▶ _Set problem_:
Where a line holds the word "xlabel", copy that line.
....
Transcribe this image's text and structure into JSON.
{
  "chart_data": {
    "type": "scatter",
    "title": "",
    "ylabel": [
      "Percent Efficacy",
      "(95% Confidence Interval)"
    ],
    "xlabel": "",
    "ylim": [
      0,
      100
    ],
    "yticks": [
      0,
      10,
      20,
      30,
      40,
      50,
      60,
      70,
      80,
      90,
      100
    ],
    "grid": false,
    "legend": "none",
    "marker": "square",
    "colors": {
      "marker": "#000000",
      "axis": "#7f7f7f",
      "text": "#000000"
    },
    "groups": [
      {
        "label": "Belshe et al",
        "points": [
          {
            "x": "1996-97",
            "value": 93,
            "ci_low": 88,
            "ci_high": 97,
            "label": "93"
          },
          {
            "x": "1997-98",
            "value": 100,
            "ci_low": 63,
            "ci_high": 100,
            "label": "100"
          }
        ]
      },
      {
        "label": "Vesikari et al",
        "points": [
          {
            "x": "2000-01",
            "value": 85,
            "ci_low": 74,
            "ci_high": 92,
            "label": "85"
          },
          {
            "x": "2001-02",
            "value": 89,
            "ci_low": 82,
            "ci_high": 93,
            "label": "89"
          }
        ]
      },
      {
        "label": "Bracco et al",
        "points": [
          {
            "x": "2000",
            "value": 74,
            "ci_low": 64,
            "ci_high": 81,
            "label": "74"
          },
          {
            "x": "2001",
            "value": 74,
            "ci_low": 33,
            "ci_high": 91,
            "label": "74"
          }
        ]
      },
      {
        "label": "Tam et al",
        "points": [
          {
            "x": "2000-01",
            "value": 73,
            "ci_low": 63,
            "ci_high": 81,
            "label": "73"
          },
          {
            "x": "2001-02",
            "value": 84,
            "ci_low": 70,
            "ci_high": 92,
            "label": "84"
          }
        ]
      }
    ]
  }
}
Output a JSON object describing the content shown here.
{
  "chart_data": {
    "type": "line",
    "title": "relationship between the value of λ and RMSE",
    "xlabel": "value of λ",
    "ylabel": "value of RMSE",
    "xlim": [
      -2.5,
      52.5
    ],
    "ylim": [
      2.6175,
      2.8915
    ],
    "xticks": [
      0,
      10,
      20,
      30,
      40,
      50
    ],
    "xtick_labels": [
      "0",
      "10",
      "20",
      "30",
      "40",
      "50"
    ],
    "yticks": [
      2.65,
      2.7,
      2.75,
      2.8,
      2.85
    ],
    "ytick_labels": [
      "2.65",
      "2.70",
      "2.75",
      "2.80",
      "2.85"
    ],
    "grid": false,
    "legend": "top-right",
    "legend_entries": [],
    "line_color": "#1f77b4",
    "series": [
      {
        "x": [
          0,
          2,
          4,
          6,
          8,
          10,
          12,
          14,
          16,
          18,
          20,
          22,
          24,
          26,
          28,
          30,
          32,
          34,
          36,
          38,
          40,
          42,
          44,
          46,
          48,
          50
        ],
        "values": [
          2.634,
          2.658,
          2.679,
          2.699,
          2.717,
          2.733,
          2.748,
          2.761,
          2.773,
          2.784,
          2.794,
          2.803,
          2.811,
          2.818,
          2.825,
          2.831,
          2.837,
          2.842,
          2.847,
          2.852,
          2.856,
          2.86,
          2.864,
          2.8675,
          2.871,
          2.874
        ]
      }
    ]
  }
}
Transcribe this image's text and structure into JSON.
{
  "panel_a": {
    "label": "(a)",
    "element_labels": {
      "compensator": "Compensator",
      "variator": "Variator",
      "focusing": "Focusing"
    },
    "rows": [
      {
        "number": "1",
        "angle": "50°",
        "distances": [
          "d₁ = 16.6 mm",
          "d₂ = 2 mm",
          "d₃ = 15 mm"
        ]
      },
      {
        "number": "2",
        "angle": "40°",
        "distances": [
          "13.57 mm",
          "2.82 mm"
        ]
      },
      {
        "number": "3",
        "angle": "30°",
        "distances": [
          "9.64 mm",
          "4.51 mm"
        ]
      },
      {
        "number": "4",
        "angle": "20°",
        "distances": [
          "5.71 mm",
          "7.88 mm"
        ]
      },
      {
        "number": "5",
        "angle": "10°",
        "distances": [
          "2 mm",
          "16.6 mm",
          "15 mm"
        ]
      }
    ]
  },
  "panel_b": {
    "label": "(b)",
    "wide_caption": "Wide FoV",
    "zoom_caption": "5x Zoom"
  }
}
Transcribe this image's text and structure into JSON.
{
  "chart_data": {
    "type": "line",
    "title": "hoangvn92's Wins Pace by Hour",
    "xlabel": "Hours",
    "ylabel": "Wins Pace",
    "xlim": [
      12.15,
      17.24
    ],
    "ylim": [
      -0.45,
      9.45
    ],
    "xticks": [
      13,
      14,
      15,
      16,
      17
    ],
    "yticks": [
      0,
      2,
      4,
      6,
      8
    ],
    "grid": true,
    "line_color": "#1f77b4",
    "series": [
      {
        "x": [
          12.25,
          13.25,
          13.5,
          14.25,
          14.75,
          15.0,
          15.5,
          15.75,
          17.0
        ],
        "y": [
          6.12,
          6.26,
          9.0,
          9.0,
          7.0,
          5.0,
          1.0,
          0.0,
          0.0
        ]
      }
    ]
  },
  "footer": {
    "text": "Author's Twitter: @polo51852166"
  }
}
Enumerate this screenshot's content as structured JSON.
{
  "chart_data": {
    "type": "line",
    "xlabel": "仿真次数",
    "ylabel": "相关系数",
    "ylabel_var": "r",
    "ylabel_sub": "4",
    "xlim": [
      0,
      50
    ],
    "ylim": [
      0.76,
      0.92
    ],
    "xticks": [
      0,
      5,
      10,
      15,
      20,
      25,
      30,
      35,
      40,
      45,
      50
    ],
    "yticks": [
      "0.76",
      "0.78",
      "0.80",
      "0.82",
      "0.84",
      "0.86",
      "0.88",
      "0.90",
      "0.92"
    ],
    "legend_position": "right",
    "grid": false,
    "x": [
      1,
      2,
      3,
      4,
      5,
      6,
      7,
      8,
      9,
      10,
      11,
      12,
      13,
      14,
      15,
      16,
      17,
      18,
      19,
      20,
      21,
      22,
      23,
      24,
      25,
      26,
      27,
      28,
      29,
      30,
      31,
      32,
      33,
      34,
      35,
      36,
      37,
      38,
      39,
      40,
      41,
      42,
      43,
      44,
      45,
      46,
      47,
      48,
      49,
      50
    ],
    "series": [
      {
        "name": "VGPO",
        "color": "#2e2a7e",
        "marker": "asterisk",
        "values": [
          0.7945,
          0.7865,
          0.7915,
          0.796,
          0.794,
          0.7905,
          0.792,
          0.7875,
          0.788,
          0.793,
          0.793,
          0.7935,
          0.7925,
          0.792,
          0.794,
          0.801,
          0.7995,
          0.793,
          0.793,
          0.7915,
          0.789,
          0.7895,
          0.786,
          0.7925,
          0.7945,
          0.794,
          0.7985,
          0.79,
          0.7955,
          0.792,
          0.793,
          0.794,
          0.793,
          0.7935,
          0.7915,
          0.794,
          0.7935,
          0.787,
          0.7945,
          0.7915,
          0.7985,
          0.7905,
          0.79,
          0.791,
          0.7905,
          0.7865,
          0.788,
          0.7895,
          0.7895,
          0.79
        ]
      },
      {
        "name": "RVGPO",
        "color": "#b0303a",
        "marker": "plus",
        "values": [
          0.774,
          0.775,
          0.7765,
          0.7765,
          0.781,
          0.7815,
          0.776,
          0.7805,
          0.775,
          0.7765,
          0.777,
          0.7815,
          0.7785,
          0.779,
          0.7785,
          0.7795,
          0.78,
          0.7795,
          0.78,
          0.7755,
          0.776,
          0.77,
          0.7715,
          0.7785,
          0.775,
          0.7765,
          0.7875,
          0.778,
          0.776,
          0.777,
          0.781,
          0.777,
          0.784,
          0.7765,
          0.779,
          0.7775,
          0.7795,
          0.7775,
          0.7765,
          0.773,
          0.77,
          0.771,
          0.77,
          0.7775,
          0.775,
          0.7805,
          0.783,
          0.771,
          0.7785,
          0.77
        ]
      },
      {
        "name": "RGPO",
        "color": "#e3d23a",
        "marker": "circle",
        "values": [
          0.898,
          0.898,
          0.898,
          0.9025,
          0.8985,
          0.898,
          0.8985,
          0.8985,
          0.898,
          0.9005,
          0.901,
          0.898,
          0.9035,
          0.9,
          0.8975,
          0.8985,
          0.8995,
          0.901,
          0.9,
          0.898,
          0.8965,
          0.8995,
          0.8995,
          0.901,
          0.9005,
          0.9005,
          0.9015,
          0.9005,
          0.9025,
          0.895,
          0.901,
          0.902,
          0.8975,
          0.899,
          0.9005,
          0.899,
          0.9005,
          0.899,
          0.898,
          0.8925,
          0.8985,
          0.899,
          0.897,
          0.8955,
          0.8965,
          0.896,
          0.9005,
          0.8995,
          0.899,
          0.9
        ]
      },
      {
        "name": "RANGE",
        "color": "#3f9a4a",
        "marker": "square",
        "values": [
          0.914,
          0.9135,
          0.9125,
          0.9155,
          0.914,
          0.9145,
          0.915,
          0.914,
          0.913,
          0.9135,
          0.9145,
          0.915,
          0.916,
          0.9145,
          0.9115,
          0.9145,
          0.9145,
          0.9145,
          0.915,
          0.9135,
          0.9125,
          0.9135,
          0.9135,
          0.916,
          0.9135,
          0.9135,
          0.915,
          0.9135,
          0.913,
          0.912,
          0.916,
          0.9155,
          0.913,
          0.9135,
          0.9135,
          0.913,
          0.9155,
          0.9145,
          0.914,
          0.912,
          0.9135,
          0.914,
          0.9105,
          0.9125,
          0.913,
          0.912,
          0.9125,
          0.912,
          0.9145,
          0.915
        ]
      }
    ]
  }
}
....
▶ _Answer to the task_:
    "xlabel": "",
    "xlabel": "value of λ",
    "xlabel": "Hours",
    "xlabel": "仿真次数",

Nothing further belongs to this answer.